BEGIN ENTRIES SUPPLIED

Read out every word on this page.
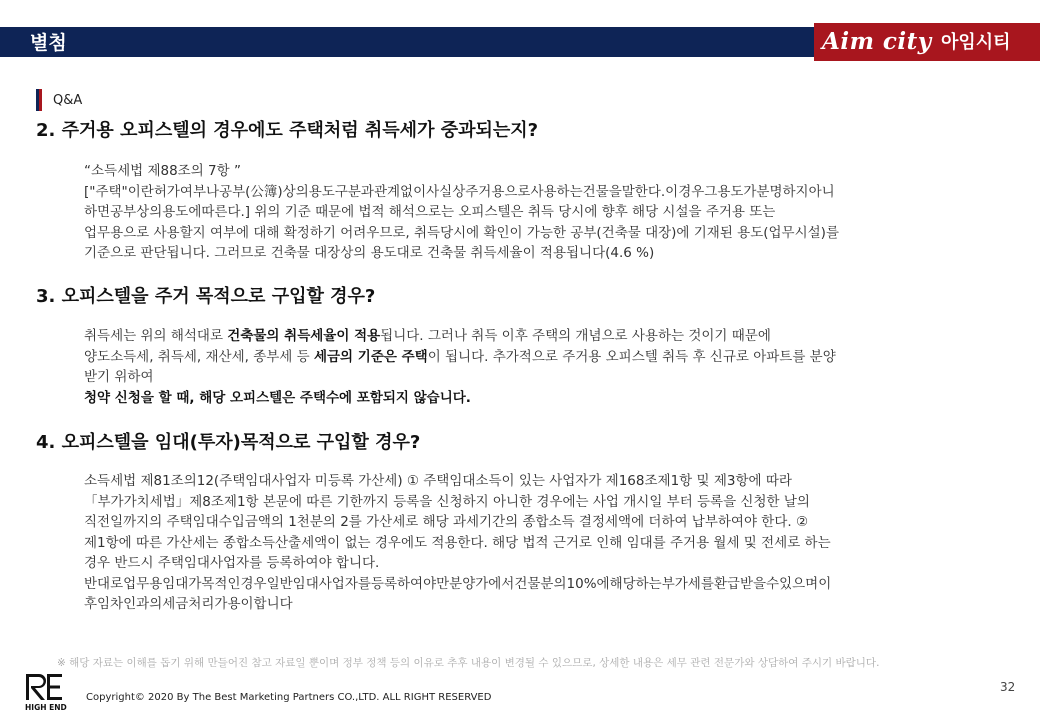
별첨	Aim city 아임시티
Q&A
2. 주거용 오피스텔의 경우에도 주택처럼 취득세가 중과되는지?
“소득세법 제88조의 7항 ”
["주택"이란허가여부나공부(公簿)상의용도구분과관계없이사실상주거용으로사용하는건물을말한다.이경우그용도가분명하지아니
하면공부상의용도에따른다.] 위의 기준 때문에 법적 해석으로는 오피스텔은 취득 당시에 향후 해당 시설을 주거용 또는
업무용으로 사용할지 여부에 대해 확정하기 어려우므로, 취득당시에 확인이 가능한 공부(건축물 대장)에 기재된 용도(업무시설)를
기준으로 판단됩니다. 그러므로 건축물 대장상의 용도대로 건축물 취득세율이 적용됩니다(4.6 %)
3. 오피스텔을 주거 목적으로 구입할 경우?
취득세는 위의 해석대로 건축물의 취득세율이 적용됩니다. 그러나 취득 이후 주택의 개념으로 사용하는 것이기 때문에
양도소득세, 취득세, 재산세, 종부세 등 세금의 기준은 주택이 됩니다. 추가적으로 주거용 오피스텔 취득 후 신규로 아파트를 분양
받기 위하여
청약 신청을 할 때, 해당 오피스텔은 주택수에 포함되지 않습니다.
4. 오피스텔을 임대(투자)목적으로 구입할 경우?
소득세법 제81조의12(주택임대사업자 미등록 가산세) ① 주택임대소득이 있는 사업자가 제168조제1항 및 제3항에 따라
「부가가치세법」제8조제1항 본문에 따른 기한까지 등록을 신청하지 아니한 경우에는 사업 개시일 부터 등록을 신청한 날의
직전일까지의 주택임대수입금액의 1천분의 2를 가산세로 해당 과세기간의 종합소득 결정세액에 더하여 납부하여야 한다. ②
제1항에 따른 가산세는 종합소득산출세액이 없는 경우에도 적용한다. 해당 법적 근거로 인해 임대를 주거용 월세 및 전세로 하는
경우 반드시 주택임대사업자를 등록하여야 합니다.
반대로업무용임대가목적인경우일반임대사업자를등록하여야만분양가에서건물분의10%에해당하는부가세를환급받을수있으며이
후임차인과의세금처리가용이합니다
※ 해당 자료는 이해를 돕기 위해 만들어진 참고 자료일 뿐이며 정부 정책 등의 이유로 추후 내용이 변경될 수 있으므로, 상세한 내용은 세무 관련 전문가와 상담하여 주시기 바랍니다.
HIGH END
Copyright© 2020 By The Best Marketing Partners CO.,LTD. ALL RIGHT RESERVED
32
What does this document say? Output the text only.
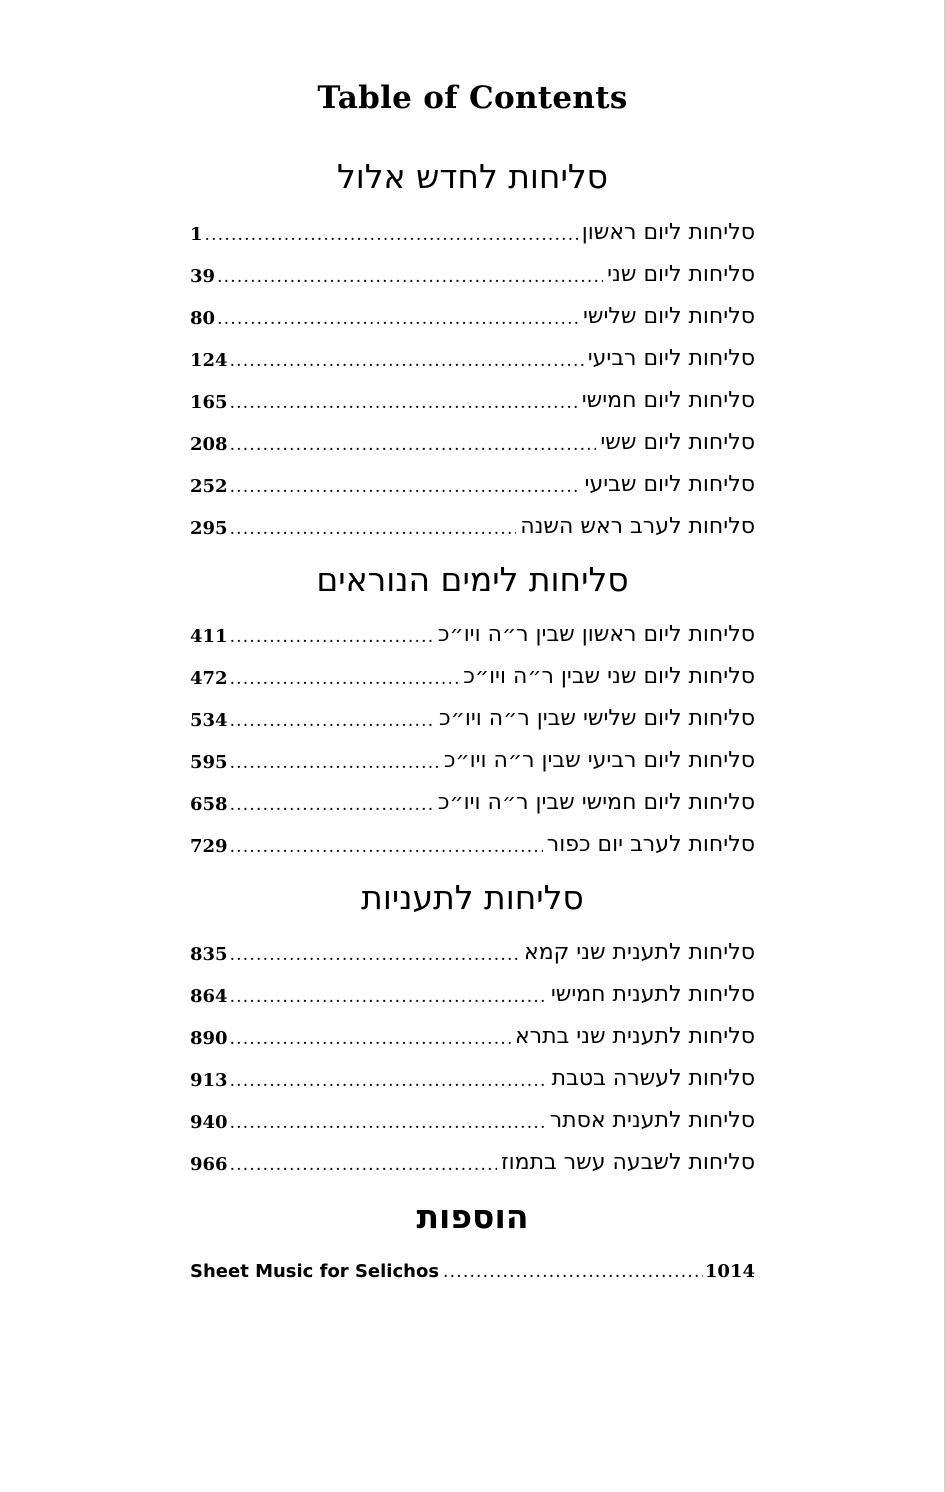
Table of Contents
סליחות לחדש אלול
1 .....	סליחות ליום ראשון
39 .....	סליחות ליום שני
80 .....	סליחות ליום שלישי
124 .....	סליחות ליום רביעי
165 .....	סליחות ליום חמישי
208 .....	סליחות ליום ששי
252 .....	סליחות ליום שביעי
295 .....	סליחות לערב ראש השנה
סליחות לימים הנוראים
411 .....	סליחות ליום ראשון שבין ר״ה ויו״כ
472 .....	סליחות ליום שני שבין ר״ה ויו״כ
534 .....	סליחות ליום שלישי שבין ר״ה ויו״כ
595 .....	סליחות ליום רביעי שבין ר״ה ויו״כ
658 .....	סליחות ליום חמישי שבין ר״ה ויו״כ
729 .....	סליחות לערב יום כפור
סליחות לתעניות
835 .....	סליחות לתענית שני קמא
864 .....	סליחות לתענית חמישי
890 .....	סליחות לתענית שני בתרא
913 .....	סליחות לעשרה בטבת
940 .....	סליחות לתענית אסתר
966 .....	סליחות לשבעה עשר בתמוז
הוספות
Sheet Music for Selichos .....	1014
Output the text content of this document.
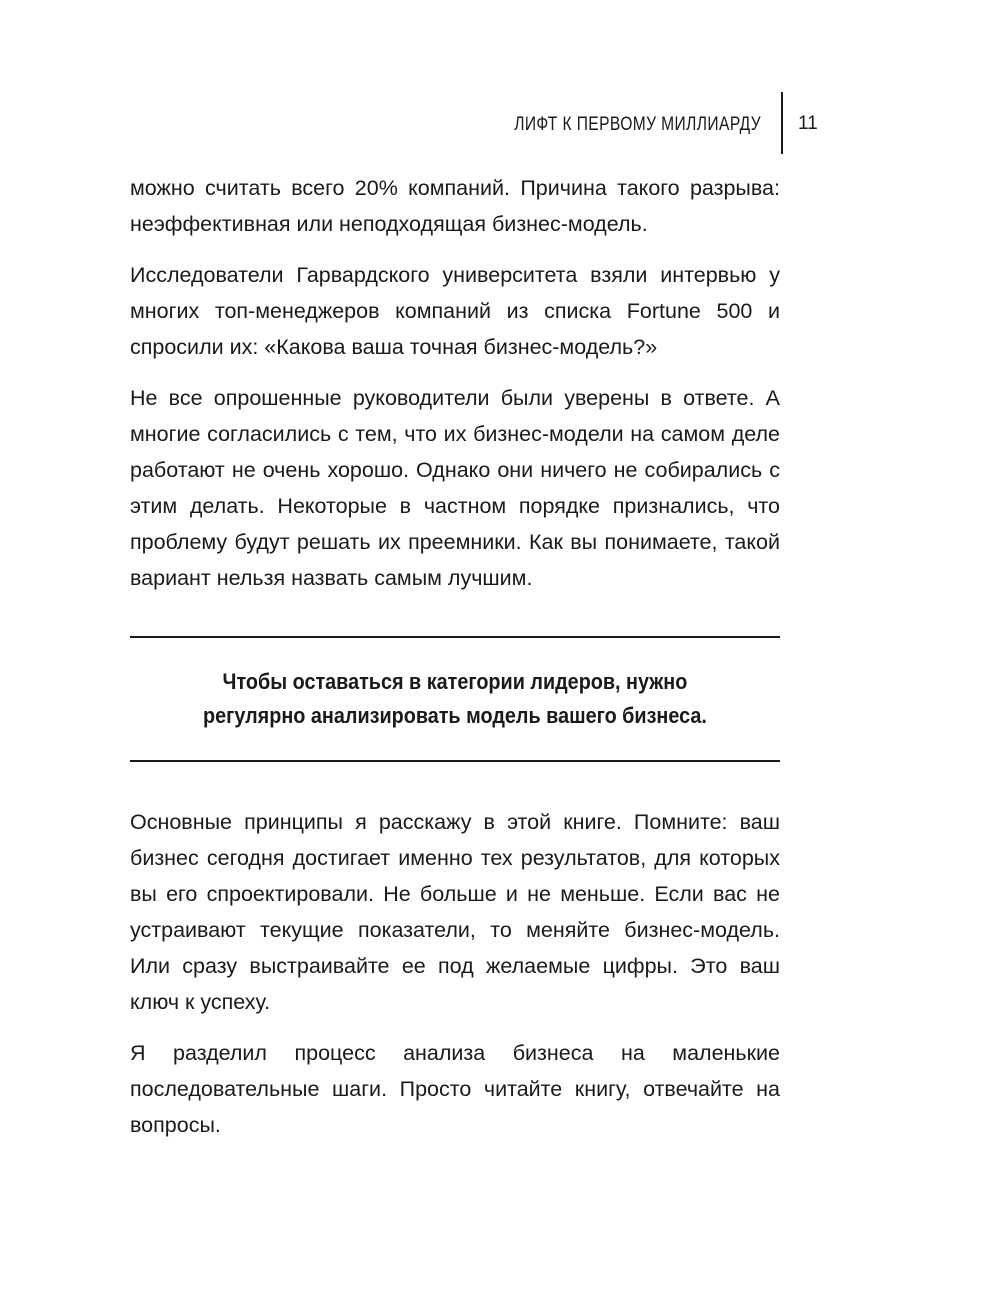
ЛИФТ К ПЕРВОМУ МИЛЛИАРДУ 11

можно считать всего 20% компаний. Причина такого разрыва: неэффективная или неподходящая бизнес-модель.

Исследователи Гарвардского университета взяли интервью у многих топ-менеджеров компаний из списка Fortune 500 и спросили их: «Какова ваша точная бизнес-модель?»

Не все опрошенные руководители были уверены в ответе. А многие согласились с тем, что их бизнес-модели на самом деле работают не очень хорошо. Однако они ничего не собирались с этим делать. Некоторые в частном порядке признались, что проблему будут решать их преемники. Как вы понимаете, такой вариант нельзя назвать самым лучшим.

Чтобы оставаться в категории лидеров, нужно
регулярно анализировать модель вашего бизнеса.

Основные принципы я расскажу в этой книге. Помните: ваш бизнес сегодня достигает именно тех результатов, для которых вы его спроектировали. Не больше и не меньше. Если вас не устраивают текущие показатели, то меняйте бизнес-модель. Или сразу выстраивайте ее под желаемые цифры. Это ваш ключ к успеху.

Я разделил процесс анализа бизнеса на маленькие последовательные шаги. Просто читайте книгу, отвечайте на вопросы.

END ENTRIES SUPPLIED

#### WRITTEN REQUEST
Tally up the lines in the records that contain the word "חמישי" and give only the total.

#### RESPONSE
3